---- RAW DATA
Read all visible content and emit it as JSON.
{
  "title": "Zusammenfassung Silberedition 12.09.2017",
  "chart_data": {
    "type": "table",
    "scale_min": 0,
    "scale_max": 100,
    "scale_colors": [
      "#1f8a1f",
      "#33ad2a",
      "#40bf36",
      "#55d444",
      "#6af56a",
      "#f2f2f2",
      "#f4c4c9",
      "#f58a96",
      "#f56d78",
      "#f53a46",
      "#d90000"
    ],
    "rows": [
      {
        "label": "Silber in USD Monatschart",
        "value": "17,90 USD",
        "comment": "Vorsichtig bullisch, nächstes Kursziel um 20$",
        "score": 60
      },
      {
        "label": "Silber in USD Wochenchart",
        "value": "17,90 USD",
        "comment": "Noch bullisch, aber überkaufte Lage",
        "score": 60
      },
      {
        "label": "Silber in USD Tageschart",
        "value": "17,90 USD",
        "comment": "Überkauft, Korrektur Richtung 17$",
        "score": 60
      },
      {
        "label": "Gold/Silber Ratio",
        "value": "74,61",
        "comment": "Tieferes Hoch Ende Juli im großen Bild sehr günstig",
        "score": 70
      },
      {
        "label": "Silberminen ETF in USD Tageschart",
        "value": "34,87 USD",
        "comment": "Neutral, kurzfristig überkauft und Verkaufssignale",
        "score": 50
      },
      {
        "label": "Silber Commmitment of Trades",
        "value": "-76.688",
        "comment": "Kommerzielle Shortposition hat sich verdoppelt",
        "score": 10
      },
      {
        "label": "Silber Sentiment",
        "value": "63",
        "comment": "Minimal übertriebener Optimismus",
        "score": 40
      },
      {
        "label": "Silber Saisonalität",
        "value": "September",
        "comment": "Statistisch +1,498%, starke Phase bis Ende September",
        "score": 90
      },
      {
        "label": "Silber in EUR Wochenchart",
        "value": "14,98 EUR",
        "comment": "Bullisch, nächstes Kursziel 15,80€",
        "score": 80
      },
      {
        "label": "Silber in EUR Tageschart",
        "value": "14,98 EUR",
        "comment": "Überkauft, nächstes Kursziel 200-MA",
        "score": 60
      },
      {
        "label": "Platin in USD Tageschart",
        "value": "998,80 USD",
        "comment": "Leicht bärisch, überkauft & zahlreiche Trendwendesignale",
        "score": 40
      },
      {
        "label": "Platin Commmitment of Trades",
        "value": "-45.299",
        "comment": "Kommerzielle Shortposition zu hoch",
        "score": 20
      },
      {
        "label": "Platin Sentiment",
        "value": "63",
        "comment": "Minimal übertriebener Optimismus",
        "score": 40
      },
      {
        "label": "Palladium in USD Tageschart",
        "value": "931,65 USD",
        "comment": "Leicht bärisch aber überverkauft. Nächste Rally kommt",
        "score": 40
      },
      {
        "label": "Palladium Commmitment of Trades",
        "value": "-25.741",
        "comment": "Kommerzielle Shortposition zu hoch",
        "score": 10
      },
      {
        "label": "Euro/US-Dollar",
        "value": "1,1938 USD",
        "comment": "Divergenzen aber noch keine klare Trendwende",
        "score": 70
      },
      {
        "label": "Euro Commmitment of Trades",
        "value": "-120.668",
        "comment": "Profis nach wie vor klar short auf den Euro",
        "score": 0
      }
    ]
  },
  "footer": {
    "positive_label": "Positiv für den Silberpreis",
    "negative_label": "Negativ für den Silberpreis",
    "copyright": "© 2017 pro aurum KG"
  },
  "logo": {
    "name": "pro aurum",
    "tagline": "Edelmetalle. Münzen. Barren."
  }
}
--------
### EXERCISE GOAL:
Only lines with the word "Sentiment" should be collected from the material.

### EXERCISE RESPONSE:
        "label": "Silber Sentiment",
        "label": "Platin Sentiment",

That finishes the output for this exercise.